TASK DESCRIPTION -
Return each line of the data below exactly, omitting any pictures.

PROVIDED RECORDS -

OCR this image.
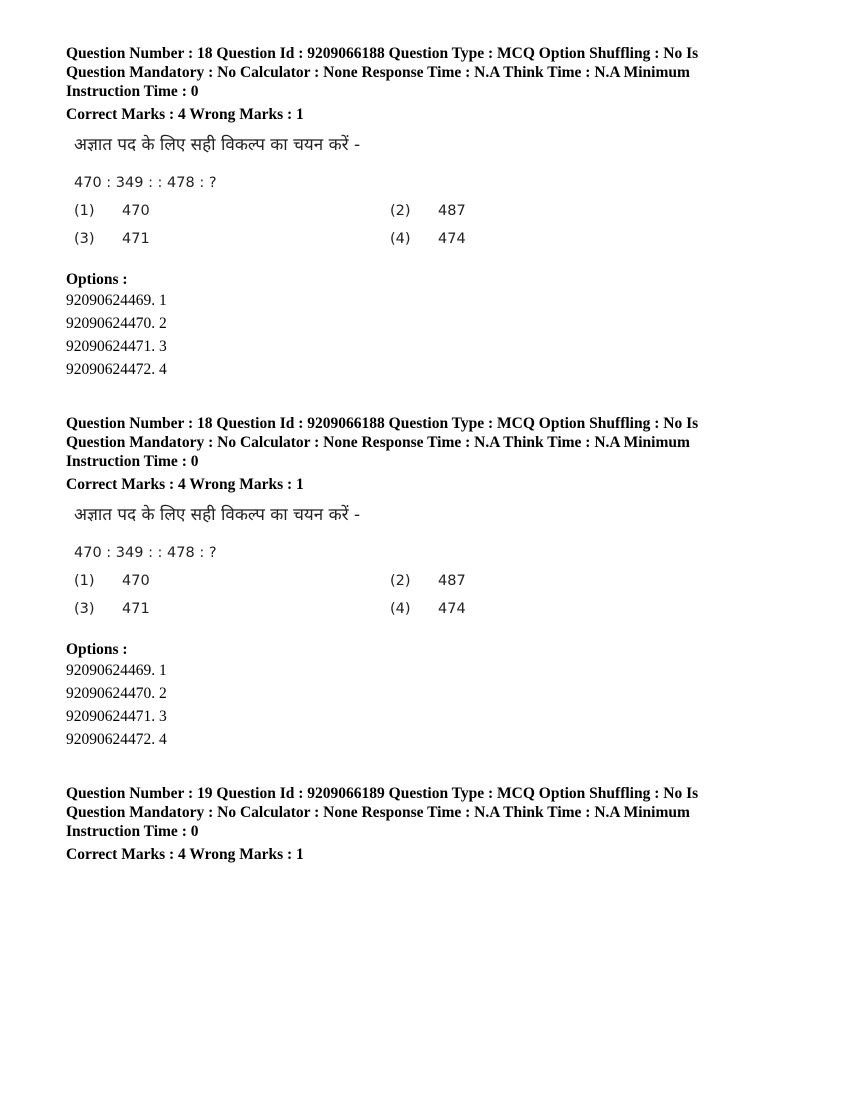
Question Number : 18 Question Id : 9209066188 Question Type : MCQ Option Shuffling : No Is

Question Mandatory : No Calculator : None Response Time : N.A Think Time : N.A Minimum

Instruction Time : 0

Correct Marks : 4 Wrong Marks : 1
अज्ञात पद के लिए सही विकल्प का चयन करें -
470 : 349 : : 478 : ?
(1) 470	(2) 487
(3) 471	(4) 474

Options :

92090624469. 1
92090624470. 2
92090624471. 3
92090624472. 4

Question Number : 18 Question Id : 9209066188 Question Type : MCQ Option Shuffling : No Is

Question Mandatory : No Calculator : None Response Time : N.A Think Time : N.A Minimum

Instruction Time : 0

Correct Marks : 4 Wrong Marks : 1
अज्ञात पद के लिए सही विकल्प का चयन करें -
470 : 349 : : 478 : ?
(1) 470	(2) 487
(3) 471	(4) 474

Options :

92090624469. 1
92090624470. 2
92090624471. 3
92090624472. 4

Question Number : 19 Question Id : 9209066189 Question Type : MCQ Option Shuffling : No Is

Question Mandatory : No Calculator : None Response Time : N.A Think Time : N.A Minimum

Instruction Time : 0

Correct Marks : 4 Wrong Marks : 1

SOLUTION TO THIS PROBLEM -
OCR this image.
Question Number : 18 Question Id : 9209066188 Question Type : MCQ Option Shuffling : No Is

Question Mandatory : No Calculator : None Response Time : N.A Think Time : N.A Minimum

Instruction Time : 0

Correct Marks : 4 Wrong Marks : 1
अज्ञात पद के लिए सही विकल्प का चयन करें -
470 : 349 : : 478 : ?
(1) 470	(2) 487
(3) 471	(4) 474

Options :

92090624469. 1
92090624470. 2
92090624471. 3
92090624472. 4

Question Number : 18 Question Id : 9209066188 Question Type : MCQ Option Shuffling : No Is

Question Mandatory : No Calculator : None Response Time : N.A Think Time : N.A Minimum

Instruction Time : 0

Correct Marks : 4 Wrong Marks : 1
अज्ञात पद के लिए सही विकल्प का चयन करें -
470 : 349 : : 478 : ?
(1) 470	(2) 487
(3) 471	(4) 474

Options :

92090624469. 1
92090624470. 2
92090624471. 3
92090624472. 4

Question Number : 19 Question Id : 9209066189 Question Type : MCQ Option Shuffling : No Is

Question Mandatory : No Calculator : None Response Time : N.A Think Time : N.A Minimum

Instruction Time : 0

Correct Marks : 4 Wrong Marks : 1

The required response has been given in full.